[Labeled region entries]
★ ★ ★ ★ ★ ★ ★

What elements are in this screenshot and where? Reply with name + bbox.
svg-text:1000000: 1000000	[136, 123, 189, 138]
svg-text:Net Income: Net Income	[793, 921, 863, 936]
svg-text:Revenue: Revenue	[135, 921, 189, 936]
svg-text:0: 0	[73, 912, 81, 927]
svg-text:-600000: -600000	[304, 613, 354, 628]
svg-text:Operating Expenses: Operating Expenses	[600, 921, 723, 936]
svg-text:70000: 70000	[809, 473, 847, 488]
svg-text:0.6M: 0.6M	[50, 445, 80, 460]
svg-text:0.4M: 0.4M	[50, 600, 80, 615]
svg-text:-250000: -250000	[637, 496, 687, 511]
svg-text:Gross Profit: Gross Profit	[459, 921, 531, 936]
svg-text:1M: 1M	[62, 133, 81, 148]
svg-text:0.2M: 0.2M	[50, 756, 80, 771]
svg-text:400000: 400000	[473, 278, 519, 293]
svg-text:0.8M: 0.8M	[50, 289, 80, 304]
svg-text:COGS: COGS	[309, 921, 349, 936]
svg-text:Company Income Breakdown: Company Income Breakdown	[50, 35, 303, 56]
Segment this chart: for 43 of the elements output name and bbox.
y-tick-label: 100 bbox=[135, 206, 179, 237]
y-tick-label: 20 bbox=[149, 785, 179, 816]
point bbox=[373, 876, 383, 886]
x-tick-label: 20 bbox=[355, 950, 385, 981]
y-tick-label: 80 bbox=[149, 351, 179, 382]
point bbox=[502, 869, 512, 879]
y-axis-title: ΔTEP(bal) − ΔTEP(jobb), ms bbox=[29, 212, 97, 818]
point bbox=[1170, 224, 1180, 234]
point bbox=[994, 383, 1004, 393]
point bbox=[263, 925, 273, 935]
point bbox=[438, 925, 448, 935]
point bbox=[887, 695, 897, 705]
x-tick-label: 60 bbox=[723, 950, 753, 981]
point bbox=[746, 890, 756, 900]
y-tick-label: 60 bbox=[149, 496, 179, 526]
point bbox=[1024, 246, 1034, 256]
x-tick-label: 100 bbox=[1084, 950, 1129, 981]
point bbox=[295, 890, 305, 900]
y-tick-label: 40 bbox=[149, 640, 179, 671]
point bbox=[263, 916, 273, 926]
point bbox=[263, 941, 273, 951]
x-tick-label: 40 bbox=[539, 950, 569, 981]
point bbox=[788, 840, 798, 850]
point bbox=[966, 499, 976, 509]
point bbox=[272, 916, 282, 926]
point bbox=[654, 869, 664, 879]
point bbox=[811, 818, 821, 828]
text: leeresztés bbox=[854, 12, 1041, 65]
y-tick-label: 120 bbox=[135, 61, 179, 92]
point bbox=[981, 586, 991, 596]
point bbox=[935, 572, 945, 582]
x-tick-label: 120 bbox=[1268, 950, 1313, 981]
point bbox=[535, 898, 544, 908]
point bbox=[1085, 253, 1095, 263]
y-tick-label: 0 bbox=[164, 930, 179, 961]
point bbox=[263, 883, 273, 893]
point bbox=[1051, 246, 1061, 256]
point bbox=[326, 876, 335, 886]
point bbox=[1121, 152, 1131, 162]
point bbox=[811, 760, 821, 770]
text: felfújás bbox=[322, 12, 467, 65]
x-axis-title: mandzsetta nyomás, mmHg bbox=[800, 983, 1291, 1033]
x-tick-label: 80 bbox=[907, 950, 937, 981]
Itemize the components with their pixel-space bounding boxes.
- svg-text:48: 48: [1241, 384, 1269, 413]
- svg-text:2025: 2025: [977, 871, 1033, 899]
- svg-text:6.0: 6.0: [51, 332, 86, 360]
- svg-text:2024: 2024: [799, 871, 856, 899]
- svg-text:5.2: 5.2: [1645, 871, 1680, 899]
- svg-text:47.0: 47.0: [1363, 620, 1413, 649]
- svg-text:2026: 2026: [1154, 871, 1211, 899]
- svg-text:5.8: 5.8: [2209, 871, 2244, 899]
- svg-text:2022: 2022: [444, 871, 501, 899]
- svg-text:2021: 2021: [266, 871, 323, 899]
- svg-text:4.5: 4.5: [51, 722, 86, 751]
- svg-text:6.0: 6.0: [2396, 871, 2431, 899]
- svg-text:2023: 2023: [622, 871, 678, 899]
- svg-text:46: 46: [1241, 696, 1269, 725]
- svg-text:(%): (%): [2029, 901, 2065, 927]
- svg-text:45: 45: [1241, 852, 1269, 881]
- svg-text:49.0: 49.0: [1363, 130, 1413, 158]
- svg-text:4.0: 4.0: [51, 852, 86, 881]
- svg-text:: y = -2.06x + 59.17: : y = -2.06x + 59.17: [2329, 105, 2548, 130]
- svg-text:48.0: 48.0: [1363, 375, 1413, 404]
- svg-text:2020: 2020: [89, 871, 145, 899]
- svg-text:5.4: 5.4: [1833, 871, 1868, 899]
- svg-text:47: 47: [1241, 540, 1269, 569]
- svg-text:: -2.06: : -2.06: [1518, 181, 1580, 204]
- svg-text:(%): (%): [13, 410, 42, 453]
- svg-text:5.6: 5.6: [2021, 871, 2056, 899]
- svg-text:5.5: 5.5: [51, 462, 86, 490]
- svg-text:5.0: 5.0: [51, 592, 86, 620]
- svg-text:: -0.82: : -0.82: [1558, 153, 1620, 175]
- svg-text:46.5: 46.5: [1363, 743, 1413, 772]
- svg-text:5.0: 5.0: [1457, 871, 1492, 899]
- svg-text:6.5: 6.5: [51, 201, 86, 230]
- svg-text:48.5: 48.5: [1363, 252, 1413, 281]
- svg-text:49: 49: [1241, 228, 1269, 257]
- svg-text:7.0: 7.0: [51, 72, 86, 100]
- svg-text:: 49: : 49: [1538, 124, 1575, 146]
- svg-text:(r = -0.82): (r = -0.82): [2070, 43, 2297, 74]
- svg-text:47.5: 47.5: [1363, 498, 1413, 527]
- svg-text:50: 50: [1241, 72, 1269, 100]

★ ★ ★ ★ ★ ★ ★

## The exercise
Arrange each line of the records above as a numbered list, omitting any blank lines.

## Task result
1. What elements are in this screenshot and where? Reply with name + bbox.
2. svg-text:1000000: 1000000	[136, 123, 189, 138]
3. svg-text:Net Income: Net Income	[793, 921, 863, 936]
4. svg-text:Revenue: Revenue	[135, 921, 189, 936]
5. svg-text:0: 0	[73, 912, 81, 927]
6. svg-text:-600000: -600000	[304, 613, 354, 628]
7. svg-text:Operating Expenses: Operating Expenses	[600, 921, 723, 936]
8. svg-text:70000: 70000	[809, 473, 847, 488]
9. svg-text:0.6M: 0.6M	[50, 445, 80, 460]
10. svg-text:0.4M: 0.4M	[50, 600, 80, 615]
11. svg-text:-250000: -250000	[637, 496, 687, 511]
12. svg-text:Gross Profit: Gross Profit	[459, 921, 531, 936]
13. svg-text:1M: 1M	[62, 133, 81, 148]
14. svg-text:0.2M: 0.2M	[50, 756, 80, 771]
15. svg-text:400000: 400000	[473, 278, 519, 293]
16. svg-text:0.8M: 0.8M	[50, 289, 80, 304]
17. svg-text:COGS: COGS	[309, 921, 349, 936]
18. svg-text:Company Income Breakdown: Company Income Breakdown	[50, 35, 303, 56]
19. Segment this chart: for 43 of the elements output name and bbox.
20. y-tick-label: 100 bbox=[135, 206, 179, 237]
21. y-tick-label: 20 bbox=[149, 785, 179, 816]
22. point bbox=[373, 876, 383, 886]
23. x-tick-label: 20 bbox=[355, 950, 385, 981]
24. y-tick-label: 80 bbox=[149, 351, 179, 382]
25. point bbox=[502, 869, 512, 879]
26. y-axis-title: ΔTEP(bal) − ΔTEP(jobb), ms bbox=[29, 212, 97, 818]
27. point bbox=[1170, 224, 1180, 234]
28. point bbox=[994, 383, 1004, 393]
29. point bbox=[263, 925, 273, 935]
30. point bbox=[438, 925, 448, 935]
31. point bbox=[887, 695, 897, 705]
32. x-tick-label: 60 bbox=[723, 950, 753, 981]
33. point bbox=[746, 890, 756, 900]
34. y-tick-label: 60 bbox=[149, 496, 179, 526]
35. point bbox=[1024, 246, 1034, 256]
36. x-tick-label: 100 bbox=[1084, 950, 1129, 981]
37. point bbox=[295, 890, 305, 900]
38. y-tick-label: 40 bbox=[149, 640, 179, 671]
39. point bbox=[263, 916, 273, 926]
40. point bbox=[263, 941, 273, 951]
41. x-tick-label: 40 bbox=[539, 950, 569, 981]
42. point bbox=[788, 840, 798, 850]
43. point bbox=[966, 499, 976, 509]
44. point bbox=[272, 916, 282, 926]
45. point bbox=[654, 869, 664, 879]
46. point bbox=[811, 818, 821, 828]
47. text: leeresztés bbox=[854, 12, 1041, 65]
48. y-tick-label: 120 bbox=[135, 61, 179, 92]
49. point bbox=[981, 586, 991, 596]
50. point bbox=[935, 572, 945, 582]
51. x-tick-label: 120 bbox=[1268, 950, 1313, 981]
52. point bbox=[535, 898, 544, 908]
53. point bbox=[1085, 253, 1095, 263]
54. y-tick-label: 0 bbox=[164, 930, 179, 961]
55. point bbox=[263, 883, 273, 893]
56. point bbox=[1051, 246, 1061, 256]
57. point bbox=[326, 876, 335, 886]
58. point bbox=[1121, 152, 1131, 162]
59. point bbox=[811, 760, 821, 770]
60. text: felfújás bbox=[322, 12, 467, 65]
61. x-axis-title: mandzsetta nyomás, mmHg bbox=[800, 983, 1291, 1033]
62. x-tick-label: 80 bbox=[907, 950, 937, 981]
63. Itemize the components with their pixel-space bounding boxes.
64. - svg-text:48: 48: [1241, 384, 1269, 413]
65. - svg-text:2025: 2025: [977, 871, 1033, 899]
66. - svg-text:6.0: 6.0: [51, 332, 86, 360]
67. - svg-text:2024: 2024: [799, 871, 856, 899]
68. - svg-text:5.2: 5.2: [1645, 871, 1680, 899]
69. - svg-text:47.0: 47.0: [1363, 620, 1413, 649]
70. - svg-text:2026: 2026: [1154, 871, 1211, 899]
71. - svg-text:5.8: 5.8: [2209, 871, 2244, 899]
72. - svg-text:2022: 2022: [444, 871, 501, 899]
73. - svg-text:2021: 2021: [266, 871, 323, 899]
74. - svg-text:4.5: 4.5: [51, 722, 86, 751]
75. - svg-text:6.0: 6.0: [2396, 871, 2431, 899]
76. - svg-text:2023: 2023: [622, 871, 678, 899]
77. - svg-text:46: 46: [1241, 696, 1269, 725]
78. - svg-text:(%): (%): [2029, 901, 2065, 927]
79. - svg-text:45: 45: [1241, 852, 1269, 881]
80. - svg-text:49.0: 49.0: [1363, 130, 1413, 158]
81. - svg-text:4.0: 4.0: [51, 852, 86, 881]
82. - svg-text:: y = -2.06x + 59.17: : y = -2.06x + 59.17: [2329, 105, 2548, 130]
83. - svg-text:48.0: 48.0: [1363, 375, 1413, 404]
84. - svg-text:2020: 2020: [89, 871, 145, 899]
85. - svg-text:5.4: 5.4: [1833, 871, 1868, 899]
86. - svg-text:47: 47: [1241, 540, 1269, 569]
87. - svg-text:: -2.06: : -2.06: [1518, 181, 1580, 204]
88. - svg-text:(%): (%): [13, 410, 42, 453]
89. - svg-text:5.6: 5.6: [2021, 871, 2056, 899]
90. - svg-text:5.5: 5.5: [51, 462, 86, 490]
91. - svg-text:5.0: 5.0: [51, 592, 86, 620]
92. - svg-text:: -0.82: : -0.82: [1558, 153, 1620, 175]
93. - svg-text:46.5: 46.5: [1363, 743, 1413, 772]
94. - svg-text:5.0: 5.0: [1457, 871, 1492, 899]
95. - svg-text:6.5: 6.5: [51, 201, 86, 230]
96. - svg-text:48.5: 48.5: [1363, 252, 1413, 281]
97. - svg-text:49: 49: [1241, 228, 1269, 257]
98. - svg-text:7.0: 7.0: [51, 72, 86, 100]
99. - svg-text:: 49: : 49: [1538, 124, 1575, 146]
100. - svg-text:(r = -0.82): (r = -0.82): [2070, 43, 2297, 74]
101. - svg-text:47.5: 47.5: [1363, 498, 1413, 527]
102. - svg-text:50: 50: [1241, 72, 1269, 100]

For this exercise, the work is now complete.